» **Problem**
Copy out, from the entries below, each line holding the string "this".

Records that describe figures

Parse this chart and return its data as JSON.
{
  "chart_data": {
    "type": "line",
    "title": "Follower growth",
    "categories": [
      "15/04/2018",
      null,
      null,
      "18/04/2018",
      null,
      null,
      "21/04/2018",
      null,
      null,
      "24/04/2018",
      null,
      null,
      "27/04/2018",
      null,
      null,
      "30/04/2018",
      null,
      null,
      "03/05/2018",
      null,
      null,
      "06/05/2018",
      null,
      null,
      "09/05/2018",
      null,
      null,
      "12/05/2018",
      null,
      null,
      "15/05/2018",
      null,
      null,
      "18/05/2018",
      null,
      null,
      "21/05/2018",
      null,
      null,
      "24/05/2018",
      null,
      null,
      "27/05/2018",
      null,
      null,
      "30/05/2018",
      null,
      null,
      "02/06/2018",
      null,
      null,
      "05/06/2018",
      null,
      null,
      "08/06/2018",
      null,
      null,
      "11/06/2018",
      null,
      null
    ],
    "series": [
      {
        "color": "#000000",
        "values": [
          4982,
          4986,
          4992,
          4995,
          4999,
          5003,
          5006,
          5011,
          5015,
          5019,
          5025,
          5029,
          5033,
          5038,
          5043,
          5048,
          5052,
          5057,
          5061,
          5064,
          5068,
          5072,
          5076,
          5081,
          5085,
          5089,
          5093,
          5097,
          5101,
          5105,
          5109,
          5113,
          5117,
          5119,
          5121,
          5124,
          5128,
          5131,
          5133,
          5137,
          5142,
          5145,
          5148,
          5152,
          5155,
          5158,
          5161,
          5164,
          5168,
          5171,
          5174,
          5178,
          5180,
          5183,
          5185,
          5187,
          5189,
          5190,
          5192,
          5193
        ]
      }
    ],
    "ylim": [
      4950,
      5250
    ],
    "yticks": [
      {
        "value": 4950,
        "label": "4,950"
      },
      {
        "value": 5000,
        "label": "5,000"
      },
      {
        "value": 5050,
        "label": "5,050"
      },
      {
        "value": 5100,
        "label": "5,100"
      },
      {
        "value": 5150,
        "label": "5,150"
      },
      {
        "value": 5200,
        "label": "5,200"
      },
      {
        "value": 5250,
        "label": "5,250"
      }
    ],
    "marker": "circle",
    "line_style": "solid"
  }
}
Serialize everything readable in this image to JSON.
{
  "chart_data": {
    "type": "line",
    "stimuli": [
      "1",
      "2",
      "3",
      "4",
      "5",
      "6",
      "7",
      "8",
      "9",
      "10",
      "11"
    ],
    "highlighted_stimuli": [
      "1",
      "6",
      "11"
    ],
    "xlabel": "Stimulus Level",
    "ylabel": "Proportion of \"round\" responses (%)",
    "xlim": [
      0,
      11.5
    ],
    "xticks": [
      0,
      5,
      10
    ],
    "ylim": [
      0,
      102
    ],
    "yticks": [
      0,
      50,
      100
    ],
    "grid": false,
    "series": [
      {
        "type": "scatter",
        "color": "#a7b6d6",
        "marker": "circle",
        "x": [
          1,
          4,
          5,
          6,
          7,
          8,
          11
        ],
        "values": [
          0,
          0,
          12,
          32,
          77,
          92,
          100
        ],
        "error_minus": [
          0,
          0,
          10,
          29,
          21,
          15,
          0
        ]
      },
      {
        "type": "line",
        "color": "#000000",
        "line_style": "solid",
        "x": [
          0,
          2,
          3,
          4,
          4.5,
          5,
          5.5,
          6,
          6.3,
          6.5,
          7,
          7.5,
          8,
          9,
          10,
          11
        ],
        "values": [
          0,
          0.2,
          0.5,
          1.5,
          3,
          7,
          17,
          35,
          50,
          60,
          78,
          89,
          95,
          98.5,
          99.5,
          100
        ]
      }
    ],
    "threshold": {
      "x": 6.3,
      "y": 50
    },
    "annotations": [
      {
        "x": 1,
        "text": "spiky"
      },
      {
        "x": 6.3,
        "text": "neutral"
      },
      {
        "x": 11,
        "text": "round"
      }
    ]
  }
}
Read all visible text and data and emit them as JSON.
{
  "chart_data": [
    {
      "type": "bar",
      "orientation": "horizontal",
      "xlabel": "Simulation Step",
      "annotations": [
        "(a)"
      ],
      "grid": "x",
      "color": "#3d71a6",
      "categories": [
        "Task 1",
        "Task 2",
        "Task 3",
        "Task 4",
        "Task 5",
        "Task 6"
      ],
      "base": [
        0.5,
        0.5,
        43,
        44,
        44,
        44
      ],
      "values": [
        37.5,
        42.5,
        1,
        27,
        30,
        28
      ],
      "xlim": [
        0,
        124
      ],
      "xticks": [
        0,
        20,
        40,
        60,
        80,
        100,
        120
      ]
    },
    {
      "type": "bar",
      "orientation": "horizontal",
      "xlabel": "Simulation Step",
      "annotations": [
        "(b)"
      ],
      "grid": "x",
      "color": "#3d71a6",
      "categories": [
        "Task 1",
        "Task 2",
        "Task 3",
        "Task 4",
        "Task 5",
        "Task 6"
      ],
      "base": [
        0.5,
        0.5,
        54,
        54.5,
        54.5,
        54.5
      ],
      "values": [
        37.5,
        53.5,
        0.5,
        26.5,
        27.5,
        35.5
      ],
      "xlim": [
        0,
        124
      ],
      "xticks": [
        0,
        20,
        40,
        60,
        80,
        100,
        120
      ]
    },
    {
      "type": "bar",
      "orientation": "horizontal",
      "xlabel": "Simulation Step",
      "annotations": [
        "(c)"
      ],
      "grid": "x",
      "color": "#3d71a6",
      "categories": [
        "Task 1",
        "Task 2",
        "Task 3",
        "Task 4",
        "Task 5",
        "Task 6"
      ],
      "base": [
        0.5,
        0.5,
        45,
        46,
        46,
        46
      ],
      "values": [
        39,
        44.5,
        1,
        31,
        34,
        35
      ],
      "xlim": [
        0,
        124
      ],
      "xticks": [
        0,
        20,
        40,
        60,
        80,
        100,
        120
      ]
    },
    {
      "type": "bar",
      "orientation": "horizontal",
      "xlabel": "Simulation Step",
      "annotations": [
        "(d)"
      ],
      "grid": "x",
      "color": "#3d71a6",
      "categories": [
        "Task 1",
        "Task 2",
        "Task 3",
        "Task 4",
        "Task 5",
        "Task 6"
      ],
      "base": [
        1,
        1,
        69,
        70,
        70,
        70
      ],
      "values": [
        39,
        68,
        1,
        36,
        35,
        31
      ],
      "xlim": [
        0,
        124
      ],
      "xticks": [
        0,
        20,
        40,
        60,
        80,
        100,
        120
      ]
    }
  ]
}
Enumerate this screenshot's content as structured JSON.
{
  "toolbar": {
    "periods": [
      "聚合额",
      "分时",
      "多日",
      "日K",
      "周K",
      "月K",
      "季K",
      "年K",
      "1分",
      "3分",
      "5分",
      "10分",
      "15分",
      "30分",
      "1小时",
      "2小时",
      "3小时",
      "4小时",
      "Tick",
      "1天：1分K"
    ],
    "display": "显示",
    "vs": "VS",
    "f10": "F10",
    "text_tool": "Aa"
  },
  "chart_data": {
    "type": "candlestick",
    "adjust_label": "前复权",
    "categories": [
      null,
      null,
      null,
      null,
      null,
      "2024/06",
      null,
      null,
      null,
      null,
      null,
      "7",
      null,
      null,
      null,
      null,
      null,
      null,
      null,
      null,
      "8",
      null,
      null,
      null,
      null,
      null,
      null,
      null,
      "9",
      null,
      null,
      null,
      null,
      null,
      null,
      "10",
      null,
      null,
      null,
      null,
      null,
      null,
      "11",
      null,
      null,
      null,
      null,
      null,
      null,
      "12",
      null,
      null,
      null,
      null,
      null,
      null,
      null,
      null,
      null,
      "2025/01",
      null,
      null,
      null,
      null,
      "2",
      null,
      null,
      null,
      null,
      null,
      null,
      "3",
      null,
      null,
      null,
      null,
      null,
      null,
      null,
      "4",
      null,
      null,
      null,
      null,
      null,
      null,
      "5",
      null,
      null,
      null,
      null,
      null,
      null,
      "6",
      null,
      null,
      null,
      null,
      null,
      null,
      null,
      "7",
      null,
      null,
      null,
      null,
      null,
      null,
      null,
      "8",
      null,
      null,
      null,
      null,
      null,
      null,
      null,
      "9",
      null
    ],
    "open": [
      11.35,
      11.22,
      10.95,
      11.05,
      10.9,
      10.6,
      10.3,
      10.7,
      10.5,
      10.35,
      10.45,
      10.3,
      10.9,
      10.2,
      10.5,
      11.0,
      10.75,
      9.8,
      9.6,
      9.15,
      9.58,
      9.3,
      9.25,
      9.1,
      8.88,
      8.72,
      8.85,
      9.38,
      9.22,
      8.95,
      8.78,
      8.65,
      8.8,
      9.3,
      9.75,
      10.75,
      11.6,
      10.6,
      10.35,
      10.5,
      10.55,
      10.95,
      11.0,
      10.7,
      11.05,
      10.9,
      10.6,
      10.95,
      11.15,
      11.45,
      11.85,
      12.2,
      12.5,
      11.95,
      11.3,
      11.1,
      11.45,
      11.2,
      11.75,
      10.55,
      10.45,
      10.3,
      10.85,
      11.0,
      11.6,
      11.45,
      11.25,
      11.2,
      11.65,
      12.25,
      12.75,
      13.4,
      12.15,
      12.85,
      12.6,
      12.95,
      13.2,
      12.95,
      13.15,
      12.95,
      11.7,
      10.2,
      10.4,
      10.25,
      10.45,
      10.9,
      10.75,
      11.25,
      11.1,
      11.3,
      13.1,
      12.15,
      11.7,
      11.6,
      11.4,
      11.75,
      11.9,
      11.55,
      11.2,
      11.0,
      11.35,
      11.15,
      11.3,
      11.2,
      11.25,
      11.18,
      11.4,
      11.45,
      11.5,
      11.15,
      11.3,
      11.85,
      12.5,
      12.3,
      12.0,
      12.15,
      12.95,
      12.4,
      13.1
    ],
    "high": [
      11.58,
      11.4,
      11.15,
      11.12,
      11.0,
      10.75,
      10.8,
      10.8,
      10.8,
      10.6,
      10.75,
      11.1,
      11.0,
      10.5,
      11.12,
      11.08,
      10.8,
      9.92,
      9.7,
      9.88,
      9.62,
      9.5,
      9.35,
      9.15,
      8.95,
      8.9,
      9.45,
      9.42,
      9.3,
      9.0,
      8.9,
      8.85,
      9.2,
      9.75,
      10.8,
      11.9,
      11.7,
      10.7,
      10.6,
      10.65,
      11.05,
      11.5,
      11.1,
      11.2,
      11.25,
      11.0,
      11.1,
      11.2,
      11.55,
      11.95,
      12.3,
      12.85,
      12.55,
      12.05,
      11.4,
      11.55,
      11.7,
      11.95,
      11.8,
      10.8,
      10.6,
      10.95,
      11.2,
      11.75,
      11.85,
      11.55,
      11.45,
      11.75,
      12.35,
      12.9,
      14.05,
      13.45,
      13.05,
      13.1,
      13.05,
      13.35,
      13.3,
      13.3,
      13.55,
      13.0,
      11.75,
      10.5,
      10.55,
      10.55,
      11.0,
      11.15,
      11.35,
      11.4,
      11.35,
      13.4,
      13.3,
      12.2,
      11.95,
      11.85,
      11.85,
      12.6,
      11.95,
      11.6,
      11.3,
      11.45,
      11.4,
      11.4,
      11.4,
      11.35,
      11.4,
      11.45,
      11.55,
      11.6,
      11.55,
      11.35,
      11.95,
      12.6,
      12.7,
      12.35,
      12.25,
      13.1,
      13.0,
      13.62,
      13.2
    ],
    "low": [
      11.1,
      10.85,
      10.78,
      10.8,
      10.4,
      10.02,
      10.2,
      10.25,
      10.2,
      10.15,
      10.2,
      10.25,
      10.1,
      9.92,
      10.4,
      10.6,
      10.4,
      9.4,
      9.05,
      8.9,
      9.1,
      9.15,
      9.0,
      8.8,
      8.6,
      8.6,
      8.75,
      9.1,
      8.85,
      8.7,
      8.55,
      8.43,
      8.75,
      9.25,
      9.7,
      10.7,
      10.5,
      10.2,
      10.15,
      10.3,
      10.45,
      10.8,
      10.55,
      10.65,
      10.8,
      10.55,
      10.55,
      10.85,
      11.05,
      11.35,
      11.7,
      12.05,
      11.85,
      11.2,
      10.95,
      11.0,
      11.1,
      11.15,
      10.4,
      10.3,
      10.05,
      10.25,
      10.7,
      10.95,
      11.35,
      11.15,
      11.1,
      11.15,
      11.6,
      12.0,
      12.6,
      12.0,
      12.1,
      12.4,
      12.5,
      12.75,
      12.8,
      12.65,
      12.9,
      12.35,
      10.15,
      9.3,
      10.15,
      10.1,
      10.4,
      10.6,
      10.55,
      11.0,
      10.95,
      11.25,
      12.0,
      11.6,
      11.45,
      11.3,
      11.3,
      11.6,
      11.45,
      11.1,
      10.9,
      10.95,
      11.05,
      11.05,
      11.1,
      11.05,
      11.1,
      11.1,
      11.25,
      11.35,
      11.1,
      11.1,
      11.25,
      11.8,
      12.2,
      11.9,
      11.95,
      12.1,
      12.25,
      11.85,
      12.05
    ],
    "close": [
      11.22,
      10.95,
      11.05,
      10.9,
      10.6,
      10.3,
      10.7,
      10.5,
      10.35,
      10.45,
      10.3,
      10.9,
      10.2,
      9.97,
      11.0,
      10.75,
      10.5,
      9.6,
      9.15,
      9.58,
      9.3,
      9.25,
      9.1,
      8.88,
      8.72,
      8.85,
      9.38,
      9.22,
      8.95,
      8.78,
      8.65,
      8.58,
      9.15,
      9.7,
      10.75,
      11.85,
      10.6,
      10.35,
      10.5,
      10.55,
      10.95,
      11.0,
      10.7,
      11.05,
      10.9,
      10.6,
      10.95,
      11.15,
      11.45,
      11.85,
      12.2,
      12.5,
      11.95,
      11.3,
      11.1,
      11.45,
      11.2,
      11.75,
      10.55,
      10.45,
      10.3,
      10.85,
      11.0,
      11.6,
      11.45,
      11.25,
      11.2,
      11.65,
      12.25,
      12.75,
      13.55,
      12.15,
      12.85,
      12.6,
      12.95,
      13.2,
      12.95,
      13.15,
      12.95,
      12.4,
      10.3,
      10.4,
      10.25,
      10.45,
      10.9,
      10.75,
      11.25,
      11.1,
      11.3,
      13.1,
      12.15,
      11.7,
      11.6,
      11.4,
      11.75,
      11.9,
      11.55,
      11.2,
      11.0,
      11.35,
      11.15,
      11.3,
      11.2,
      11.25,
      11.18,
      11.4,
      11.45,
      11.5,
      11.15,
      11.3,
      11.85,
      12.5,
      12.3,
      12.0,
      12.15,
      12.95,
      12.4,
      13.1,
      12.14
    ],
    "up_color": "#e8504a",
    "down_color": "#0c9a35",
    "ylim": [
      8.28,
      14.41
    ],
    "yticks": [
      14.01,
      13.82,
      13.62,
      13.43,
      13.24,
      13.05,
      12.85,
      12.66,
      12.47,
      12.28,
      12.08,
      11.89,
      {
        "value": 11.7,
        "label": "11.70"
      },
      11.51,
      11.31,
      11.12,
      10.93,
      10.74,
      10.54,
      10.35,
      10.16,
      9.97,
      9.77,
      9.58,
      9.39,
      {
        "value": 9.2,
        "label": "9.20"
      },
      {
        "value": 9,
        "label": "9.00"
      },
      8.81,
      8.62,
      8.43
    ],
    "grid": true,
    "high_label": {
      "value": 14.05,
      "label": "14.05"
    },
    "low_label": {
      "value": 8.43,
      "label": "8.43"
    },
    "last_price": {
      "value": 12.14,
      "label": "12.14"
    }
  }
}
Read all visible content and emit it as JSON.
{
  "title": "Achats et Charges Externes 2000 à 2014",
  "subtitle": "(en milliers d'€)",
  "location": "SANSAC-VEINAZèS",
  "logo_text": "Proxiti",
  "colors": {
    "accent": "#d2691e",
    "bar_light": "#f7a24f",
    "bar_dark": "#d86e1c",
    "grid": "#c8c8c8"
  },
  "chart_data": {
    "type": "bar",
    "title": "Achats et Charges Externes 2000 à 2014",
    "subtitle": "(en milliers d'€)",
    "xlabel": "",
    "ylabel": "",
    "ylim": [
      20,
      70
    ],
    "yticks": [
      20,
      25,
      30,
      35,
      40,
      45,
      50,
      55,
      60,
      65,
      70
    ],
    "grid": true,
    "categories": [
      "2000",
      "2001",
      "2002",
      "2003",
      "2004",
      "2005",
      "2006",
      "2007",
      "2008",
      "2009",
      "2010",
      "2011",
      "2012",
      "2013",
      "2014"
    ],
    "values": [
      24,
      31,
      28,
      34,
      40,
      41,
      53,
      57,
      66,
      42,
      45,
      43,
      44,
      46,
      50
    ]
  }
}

» **Reply to the task**
Parse this chart and return its data as JSON.
Serialize everything readable in this image to JSON.
Enumerate this screenshot's content as structured JSON.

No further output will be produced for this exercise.